Requirement: Reproduce the listing verbatim.

Data extracted from a collection:
****************************************

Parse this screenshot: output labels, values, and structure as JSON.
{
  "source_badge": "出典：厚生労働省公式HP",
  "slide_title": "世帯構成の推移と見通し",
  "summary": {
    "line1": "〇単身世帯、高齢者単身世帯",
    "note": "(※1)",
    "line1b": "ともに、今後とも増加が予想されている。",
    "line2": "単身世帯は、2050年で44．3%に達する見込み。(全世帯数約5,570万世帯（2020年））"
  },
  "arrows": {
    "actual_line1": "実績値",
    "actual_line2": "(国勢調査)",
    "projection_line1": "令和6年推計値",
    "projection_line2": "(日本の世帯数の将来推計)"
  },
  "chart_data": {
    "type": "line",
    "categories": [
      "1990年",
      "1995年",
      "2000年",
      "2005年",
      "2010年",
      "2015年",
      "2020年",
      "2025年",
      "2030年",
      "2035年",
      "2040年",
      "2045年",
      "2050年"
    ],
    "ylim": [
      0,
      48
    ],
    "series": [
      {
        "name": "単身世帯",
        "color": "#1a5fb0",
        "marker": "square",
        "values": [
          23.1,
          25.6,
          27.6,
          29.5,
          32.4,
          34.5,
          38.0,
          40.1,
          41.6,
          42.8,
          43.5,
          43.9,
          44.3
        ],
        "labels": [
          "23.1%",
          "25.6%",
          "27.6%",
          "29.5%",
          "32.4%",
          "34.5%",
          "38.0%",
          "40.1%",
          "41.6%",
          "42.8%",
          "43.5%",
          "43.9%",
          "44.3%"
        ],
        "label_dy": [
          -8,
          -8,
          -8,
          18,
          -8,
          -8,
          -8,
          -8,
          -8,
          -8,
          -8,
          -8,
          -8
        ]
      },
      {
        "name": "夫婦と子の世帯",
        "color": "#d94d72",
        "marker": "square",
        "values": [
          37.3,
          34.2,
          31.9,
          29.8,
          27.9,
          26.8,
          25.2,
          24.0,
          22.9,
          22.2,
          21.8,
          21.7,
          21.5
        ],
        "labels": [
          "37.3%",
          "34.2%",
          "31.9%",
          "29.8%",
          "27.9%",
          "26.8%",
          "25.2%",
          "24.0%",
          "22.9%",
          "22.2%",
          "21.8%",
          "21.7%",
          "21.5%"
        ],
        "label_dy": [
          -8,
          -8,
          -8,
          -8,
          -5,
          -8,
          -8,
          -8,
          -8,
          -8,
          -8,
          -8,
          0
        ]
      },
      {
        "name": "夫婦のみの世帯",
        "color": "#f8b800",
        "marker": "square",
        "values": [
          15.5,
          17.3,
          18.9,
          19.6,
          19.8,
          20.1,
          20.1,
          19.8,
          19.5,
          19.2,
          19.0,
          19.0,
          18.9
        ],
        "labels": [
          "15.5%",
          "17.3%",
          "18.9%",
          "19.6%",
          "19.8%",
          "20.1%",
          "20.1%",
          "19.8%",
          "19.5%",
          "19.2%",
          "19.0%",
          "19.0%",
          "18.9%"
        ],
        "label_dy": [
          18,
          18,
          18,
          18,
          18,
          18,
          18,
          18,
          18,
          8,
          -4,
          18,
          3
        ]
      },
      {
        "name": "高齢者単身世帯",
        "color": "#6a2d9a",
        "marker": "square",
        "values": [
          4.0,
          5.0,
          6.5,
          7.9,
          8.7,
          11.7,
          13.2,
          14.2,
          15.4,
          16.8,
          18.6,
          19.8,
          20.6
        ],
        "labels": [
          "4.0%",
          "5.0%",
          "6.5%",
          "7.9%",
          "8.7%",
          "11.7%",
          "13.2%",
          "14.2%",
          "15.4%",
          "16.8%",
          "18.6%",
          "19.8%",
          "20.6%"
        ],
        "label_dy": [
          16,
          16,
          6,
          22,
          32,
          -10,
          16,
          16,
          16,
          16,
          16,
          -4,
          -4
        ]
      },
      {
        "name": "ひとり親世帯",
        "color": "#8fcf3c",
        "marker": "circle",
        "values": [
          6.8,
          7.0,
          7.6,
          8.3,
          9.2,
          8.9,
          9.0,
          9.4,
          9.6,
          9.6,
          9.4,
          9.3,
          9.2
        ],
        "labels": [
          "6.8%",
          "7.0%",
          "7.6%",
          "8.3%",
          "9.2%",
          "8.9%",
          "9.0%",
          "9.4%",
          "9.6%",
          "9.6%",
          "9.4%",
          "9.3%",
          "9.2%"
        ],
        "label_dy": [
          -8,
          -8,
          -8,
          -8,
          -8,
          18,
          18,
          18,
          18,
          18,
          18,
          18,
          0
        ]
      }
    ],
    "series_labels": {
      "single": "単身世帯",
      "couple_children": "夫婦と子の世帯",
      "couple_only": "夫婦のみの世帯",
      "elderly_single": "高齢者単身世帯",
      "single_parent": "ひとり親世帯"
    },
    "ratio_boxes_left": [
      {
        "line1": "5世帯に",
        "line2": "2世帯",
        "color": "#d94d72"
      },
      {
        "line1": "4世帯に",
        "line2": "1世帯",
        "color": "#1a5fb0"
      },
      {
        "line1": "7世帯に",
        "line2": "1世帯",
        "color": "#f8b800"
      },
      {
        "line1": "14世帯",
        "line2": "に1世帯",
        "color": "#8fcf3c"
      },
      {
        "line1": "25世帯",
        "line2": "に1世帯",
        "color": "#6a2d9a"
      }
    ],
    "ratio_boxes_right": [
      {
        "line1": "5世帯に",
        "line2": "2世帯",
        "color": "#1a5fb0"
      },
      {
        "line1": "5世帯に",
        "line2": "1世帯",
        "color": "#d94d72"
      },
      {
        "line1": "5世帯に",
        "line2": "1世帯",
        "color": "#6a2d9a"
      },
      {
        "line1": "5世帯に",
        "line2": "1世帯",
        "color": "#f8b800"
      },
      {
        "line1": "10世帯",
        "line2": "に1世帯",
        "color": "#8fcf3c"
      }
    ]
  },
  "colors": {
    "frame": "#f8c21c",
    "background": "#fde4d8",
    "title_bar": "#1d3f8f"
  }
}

****************************************

Response to this exercise:
Parse this screenshot: output labels, values, and structure as JSON.
{
  "source_badge": "出典：厚生労働省公式HP",
  "slide_title": "世帯構成の推移と見通し",
  "summary": {
    "line1": "〇単身世帯、高齢者単身世帯",
    "note": "(※1)",
    "line1b": "ともに、今後とも増加が予想されている。",
    "line2": "単身世帯は、2050年で44．3%に達する見込み。(全世帯数約5,570万世帯（2020年））"
  },
  "arrows": {
    "actual_line1": "実績値",
    "actual_line2": "(国勢調査)",
    "projection_line1": "令和6年推計値",
    "projection_line2": "(日本の世帯数の将来推計)"
  },
  "chart_data": {
    "type": "line",
    "categories": [
      "1990年",
      "1995年",
      "2000年",
      "2005年",
      "2010年",
      "2015年",
      "2020年",
      "2025年",
      "2030年",
      "2035年",
      "2040年",
      "2045年",
      "2050年"
    ],
    "ylim": [
      0,
      48
    ],
    "series": [
      {
        "name": "単身世帯",
        "color": "#1a5fb0",
        "marker": "square",
        "values": [
          23.1,
          25.6,
          27.6,
          29.5,
          32.4,
          34.5,
          38.0,
          40.1,
          41.6,
          42.8,
          43.5,
          43.9,
          44.3
        ],
        "labels": [
          "23.1%",
          "25.6%",
          "27.6%",
          "29.5%",
          "32.4%",
          "34.5%",
          "38.0%",
          "40.1%",
          "41.6%",
          "42.8%",
          "43.5%",
          "43.9%",
          "44.3%"
        ],
        "label_dy": [
          -8,
          -8,
          -8,
          18,
          -8,
          -8,
          -8,
          -8,
          -8,
          -8,
          -8,
          -8,
          -8
        ]
      },
      {
        "name": "夫婦と子の世帯",
        "color": "#d94d72",
        "marker": "square",
        "values": [
          37.3,
          34.2,
          31.9,
          29.8,
          27.9,
          26.8,
          25.2,
          24.0,
          22.9,
          22.2,
          21.8,
          21.7,
          21.5
        ],
        "labels": [
          "37.3%",
          "34.2%",
          "31.9%",
          "29.8%",
          "27.9%",
          "26.8%",
          "25.2%",
          "24.0%",
          "22.9%",
          "22.2%",
          "21.8%",
          "21.7%",
          "21.5%"
        ],
        "label_dy": [
          -8,
          -8,
          -8,
          -8,
          -5,
          -8,
          -8,
          -8,
          -8,
          -8,
          -8,
          -8,
          0
        ]
      },
      {
        "name": "夫婦のみの世帯",
        "color": "#f8b800",
        "marker": "square",
        "values": [
          15.5,
          17.3,
          18.9,
          19.6,
          19.8,
          20.1,
          20.1,
          19.8,
          19.5,
          19.2,
          19.0,
          19.0,
          18.9
        ],
        "labels": [
          "15.5%",
          "17.3%",
          "18.9%",
          "19.6%",
          "19.8%",
          "20.1%",
          "20.1%",
          "19.8%",
          "19.5%",
          "19.2%",
          "19.0%",
          "19.0%",
          "18.9%"
        ],
        "label_dy": [
          18,
          18,
          18,
          18,
          18,
          18,
          18,
          18,
          18,
          8,
          -4,
          18,
          3
        ]
      },
      {
        "name": "高齢者単身世帯",
        "color": "#6a2d9a",
        "marker": "square",
        "values": [
          4.0,
          5.0,
          6.5,
          7.9,
          8.7,
          11.7,
          13.2,
          14.2,
          15.4,
          16.8,
          18.6,
          19.8,
          20.6
        ],
        "labels": [
          "4.0%",
          "5.0%",
          "6.5%",
          "7.9%",
          "8.7%",
          "11.7%",
          "13.2%",
          "14.2%",
          "15.4%",
          "16.8%",
          "18.6%",
          "19.8%",
          "20.6%"
        ],
        "label_dy": [
          16,
          16,
          6,
          22,
          32,
          -10,
          16,
          16,
          16,
          16,
          16,
          -4,
          -4
        ]
      },
      {
        "name": "ひとり親世帯",
        "color": "#8fcf3c",
        "marker": "circle",
        "values": [
          6.8,
          7.0,
          7.6,
          8.3,
          9.2,
          8.9,
          9.0,
          9.4,
          9.6,
          9.6,
          9.4,
          9.3,
          9.2
        ],
        "labels": [
          "6.8%",
          "7.0%",
          "7.6%",
          "8.3%",
          "9.2%",
          "8.9%",
          "9.0%",
          "9.4%",
          "9.6%",
          "9.6%",
          "9.4%",
          "9.3%",
          "9.2%"
        ],
        "label_dy": [
          -8,
          -8,
          -8,
          -8,
          -8,
          18,
          18,
          18,
          18,
          18,
          18,
          18,
          0
        ]
      }
    ],
    "series_labels": {
      "single": "単身世帯",
      "couple_children": "夫婦と子の世帯",
      "couple_only": "夫婦のみの世帯",
      "elderly_single": "高齢者単身世帯",
      "single_parent": "ひとり親世帯"
    },
    "ratio_boxes_left": [
      {
        "line1": "5世帯に",
        "line2": "2世帯",
        "color": "#d94d72"
      },
      {
        "line1": "4世帯に",
        "line2": "1世帯",
        "color": "#1a5fb0"
      },
      {
        "line1": "7世帯に",
        "line2": "1世帯",
        "color": "#f8b800"
      },
      {
        "line1": "14世帯",
        "line2": "に1世帯",
        "color": "#8fcf3c"
      },
      {
        "line1": "25世帯",
        "line2": "に1世帯",
        "color": "#6a2d9a"
      }
    ],
    "ratio_boxes_right": [
      {
        "line1": "5世帯に",
        "line2": "2世帯",
        "color": "#1a5fb0"
      },
      {
        "line1": "5世帯に",
        "line2": "1世帯",
        "color": "#d94d72"
      },
      {
        "line1": "5世帯に",
        "line2": "1世帯",
        "color": "#6a2d9a"
      },
      {
        "line1": "5世帯に",
        "line2": "1世帯",
        "color": "#f8b800"
      },
      {
        "line1": "10世帯",
        "line2": "に1世帯",
        "color": "#8fcf3c"
      }
    ]
  },
  "colors": {
    "frame": "#f8c21c",
    "background": "#fde4d8",
    "title_bar": "#1d3f8f"
  }
}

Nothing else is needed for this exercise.